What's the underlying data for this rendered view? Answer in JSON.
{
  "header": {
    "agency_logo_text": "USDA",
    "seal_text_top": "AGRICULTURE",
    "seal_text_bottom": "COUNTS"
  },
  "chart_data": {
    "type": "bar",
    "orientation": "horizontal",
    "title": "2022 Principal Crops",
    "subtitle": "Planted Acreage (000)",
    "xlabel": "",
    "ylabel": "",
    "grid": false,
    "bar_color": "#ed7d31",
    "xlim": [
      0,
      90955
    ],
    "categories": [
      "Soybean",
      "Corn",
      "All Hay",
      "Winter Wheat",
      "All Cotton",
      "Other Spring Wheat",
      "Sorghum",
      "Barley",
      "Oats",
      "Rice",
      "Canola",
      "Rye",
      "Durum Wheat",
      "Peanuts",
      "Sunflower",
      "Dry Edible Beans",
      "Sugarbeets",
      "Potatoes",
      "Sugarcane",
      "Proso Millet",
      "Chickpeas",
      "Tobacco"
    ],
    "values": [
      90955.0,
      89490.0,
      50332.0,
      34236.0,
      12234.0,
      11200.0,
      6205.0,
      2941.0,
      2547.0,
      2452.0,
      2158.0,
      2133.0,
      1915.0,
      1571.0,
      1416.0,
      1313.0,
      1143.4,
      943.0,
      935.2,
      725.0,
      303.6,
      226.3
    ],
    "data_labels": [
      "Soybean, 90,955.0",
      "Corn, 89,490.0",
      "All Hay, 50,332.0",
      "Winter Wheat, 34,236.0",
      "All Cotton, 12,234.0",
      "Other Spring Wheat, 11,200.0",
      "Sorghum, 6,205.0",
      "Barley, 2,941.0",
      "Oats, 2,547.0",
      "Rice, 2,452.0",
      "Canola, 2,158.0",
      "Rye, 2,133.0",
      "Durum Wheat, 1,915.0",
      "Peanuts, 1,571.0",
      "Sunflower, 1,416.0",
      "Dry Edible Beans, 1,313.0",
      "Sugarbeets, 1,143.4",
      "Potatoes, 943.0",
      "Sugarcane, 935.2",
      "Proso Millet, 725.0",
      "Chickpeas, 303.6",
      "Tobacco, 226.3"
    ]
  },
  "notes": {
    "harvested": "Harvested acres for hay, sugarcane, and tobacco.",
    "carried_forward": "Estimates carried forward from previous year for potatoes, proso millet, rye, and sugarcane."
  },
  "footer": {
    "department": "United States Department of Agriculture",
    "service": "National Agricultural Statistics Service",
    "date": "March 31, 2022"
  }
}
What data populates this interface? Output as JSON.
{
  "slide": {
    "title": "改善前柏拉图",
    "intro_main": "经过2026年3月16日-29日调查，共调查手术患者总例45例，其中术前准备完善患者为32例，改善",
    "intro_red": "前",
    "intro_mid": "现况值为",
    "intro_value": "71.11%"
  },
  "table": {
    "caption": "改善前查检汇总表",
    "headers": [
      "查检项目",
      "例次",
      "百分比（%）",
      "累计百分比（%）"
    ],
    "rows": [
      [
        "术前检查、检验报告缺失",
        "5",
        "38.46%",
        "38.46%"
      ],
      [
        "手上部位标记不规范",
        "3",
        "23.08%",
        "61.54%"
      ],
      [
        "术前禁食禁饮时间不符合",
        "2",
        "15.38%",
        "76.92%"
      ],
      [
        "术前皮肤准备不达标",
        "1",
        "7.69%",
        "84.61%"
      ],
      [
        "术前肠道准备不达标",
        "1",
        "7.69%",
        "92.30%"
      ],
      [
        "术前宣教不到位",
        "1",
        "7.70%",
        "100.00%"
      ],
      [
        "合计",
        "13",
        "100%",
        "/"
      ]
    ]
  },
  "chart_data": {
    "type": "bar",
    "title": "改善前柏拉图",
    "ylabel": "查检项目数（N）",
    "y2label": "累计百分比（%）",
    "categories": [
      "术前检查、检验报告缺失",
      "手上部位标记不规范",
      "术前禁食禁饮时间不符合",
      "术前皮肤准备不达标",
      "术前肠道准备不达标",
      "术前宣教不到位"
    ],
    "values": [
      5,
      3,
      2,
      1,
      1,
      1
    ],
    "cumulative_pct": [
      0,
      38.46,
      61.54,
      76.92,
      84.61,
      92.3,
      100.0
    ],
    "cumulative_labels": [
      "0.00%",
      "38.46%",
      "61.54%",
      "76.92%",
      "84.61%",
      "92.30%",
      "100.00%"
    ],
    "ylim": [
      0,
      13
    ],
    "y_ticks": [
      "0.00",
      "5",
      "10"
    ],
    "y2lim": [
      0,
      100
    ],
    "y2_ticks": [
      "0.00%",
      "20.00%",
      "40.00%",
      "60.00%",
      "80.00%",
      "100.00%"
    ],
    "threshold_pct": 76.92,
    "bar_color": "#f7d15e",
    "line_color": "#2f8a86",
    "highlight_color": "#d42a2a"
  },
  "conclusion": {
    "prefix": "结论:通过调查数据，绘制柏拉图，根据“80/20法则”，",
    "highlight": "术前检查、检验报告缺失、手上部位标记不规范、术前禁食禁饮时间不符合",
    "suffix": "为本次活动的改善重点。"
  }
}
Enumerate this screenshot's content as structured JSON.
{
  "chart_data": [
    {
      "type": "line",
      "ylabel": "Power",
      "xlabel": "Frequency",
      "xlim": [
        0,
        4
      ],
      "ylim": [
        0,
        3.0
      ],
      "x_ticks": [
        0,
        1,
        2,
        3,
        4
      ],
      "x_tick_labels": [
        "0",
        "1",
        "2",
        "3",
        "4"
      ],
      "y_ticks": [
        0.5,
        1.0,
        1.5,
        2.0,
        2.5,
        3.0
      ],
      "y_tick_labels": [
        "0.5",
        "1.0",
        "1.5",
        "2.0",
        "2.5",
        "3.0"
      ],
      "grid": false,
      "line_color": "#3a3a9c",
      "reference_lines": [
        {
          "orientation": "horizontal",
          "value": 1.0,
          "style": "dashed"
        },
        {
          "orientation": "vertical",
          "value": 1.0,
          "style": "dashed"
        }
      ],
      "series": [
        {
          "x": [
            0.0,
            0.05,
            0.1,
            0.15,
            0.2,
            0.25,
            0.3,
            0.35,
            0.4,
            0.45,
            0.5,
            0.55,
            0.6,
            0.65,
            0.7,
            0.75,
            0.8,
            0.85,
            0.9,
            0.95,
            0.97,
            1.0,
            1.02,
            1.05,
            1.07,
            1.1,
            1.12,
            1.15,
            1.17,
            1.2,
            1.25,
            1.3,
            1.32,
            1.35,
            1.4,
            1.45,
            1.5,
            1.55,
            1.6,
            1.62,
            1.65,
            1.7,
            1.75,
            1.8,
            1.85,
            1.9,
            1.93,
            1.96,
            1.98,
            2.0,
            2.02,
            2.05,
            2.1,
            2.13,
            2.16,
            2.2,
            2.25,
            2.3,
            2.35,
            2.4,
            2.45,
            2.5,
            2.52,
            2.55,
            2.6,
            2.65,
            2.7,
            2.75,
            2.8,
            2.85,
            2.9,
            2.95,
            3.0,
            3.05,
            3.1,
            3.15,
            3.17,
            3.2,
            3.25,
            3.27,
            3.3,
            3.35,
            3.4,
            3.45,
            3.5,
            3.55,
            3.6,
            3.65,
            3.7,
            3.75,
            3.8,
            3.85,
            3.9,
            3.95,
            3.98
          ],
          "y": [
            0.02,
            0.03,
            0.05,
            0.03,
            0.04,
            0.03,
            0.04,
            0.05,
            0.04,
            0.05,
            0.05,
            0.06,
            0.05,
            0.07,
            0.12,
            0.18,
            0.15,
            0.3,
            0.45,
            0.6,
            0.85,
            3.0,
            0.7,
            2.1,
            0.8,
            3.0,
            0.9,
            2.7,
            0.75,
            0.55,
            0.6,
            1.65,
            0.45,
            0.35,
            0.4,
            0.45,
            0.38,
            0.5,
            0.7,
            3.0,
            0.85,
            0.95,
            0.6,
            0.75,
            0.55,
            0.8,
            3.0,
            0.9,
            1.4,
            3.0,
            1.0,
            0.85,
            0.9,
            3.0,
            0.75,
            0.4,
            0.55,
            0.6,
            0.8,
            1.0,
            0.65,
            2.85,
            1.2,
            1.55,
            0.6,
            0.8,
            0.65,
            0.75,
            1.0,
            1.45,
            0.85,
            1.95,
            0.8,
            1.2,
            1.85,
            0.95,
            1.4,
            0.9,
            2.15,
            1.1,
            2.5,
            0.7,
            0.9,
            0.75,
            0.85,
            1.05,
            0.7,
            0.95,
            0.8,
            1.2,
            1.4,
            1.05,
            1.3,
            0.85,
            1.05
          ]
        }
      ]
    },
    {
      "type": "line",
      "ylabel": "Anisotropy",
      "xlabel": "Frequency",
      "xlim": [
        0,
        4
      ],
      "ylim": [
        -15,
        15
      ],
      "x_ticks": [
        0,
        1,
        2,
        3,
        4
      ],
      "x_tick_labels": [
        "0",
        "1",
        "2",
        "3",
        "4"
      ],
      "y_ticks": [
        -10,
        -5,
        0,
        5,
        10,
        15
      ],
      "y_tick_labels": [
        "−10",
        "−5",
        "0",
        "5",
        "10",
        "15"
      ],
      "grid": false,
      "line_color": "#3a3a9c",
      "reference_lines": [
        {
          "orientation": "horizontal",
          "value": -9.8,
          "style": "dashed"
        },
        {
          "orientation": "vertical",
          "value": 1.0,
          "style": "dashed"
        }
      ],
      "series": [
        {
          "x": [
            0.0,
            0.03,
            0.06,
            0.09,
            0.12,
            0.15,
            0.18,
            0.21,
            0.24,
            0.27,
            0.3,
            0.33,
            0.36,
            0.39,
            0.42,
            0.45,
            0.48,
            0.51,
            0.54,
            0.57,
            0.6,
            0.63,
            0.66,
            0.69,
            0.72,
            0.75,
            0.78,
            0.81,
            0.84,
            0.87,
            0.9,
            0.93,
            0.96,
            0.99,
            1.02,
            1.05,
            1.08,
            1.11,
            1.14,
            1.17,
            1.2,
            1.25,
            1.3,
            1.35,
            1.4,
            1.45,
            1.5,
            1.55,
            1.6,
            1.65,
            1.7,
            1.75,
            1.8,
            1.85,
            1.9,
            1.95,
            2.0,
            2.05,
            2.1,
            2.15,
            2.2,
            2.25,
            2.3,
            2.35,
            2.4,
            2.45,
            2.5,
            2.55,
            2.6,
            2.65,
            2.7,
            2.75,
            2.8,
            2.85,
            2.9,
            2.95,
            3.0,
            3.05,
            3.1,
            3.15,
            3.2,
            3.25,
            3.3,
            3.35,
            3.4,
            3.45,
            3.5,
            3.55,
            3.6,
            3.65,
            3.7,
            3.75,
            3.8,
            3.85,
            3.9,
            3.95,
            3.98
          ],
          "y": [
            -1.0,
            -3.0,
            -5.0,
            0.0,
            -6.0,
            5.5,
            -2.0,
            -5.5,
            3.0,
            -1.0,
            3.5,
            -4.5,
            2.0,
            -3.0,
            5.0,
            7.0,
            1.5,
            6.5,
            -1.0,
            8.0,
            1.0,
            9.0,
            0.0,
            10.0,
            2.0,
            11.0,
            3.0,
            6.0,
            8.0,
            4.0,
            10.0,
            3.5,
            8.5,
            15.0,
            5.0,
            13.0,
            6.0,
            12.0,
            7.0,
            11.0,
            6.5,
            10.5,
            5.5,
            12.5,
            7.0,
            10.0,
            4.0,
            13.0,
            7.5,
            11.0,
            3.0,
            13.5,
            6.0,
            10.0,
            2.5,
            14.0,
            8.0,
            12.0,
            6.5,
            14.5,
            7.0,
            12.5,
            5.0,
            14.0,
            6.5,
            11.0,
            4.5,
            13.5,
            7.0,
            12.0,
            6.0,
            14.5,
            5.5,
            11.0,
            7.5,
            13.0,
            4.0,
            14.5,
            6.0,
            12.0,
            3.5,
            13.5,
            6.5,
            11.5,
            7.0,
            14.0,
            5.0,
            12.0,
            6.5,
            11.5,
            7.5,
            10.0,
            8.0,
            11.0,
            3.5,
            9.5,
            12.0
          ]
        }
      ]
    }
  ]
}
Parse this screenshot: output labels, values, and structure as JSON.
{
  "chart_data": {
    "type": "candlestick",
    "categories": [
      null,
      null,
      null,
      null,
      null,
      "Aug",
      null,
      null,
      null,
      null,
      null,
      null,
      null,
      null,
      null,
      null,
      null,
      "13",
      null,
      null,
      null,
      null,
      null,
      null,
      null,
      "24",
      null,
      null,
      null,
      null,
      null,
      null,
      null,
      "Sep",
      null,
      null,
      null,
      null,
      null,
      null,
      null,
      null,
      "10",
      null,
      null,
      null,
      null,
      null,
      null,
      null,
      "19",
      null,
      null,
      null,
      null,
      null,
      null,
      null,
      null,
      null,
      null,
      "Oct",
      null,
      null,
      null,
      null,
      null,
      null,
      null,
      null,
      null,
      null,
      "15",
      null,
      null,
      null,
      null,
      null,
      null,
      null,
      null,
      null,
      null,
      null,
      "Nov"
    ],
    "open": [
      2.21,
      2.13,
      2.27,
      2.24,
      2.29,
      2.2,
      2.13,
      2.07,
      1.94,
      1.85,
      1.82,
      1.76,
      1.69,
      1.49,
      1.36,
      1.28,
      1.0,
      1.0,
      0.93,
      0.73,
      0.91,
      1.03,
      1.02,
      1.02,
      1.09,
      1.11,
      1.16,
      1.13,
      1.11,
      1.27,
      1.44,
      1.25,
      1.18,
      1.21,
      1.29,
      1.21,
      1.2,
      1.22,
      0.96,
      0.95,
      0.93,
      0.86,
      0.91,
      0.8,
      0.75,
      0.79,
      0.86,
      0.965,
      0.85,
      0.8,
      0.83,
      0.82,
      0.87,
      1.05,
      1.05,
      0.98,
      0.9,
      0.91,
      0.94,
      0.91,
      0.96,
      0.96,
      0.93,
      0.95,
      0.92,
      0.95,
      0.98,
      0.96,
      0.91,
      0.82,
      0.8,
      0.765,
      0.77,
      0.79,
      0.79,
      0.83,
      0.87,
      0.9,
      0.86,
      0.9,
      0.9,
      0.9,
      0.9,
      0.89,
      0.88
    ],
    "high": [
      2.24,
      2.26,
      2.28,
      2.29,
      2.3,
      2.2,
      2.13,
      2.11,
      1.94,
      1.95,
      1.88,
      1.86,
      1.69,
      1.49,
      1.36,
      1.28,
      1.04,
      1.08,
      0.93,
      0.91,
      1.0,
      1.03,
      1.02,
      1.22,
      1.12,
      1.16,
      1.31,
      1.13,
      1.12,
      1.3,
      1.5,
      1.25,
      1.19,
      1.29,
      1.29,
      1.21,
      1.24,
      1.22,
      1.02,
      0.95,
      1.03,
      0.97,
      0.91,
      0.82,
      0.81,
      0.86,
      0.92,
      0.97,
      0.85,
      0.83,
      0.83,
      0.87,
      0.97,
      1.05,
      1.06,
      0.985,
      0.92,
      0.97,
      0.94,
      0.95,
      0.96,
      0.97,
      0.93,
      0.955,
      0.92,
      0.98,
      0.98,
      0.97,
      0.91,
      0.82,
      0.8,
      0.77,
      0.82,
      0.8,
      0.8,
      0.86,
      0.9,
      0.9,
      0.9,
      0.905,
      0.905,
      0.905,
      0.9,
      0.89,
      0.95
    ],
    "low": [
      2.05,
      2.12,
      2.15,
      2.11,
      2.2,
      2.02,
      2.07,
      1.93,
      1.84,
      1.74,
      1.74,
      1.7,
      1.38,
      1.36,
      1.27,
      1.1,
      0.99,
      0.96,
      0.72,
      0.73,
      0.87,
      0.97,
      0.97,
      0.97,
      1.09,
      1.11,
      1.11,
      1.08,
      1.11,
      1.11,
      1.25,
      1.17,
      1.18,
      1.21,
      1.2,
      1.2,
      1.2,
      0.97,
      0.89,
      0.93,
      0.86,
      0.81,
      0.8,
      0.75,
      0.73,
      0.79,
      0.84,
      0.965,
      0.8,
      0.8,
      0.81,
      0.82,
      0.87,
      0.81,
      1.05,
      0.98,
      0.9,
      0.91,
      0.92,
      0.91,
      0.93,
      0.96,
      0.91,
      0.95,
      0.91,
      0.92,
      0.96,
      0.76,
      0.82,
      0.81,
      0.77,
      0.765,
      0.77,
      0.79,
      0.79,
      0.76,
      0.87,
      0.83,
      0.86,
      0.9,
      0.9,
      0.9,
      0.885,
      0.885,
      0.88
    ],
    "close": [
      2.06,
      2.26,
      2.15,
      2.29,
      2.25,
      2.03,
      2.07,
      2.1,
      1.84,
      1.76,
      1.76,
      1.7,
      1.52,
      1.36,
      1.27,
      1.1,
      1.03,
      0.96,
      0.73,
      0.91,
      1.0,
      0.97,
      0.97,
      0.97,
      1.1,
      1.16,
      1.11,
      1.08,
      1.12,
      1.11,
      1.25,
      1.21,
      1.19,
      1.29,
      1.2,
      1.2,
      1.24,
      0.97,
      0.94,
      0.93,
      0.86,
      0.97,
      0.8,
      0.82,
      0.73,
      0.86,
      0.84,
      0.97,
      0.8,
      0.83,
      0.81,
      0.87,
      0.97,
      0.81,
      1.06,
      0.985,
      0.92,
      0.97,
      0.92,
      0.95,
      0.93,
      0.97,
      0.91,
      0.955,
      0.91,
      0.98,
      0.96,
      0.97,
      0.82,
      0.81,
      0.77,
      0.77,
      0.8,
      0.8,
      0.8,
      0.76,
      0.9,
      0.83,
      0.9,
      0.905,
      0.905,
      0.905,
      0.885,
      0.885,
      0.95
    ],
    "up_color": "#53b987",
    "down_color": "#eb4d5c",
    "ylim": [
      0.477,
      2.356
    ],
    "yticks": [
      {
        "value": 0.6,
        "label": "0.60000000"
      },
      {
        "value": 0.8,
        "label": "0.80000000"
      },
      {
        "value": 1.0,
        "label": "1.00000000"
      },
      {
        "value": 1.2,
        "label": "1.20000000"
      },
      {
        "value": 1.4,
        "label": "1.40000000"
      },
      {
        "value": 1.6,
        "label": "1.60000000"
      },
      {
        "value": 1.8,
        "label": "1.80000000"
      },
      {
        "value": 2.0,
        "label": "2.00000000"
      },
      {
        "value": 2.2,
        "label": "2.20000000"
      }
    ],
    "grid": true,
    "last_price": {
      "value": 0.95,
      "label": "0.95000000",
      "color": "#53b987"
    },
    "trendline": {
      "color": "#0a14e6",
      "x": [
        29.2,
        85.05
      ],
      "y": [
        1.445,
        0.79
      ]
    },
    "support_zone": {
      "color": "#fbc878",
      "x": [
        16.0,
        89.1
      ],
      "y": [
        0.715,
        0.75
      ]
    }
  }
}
------------------------
» EXERCISE OBJECTIVE: Each line holding "检验报告缺失" must be found and copied.

» THE COMPLETED TASK:
        "术前检查、检验报告缺失",
      "术前检查、检验报告缺失",
    "highlight": "术前检查、检验报告缺失、手上部位标记不规范、术前禁食禁饮时间不符合",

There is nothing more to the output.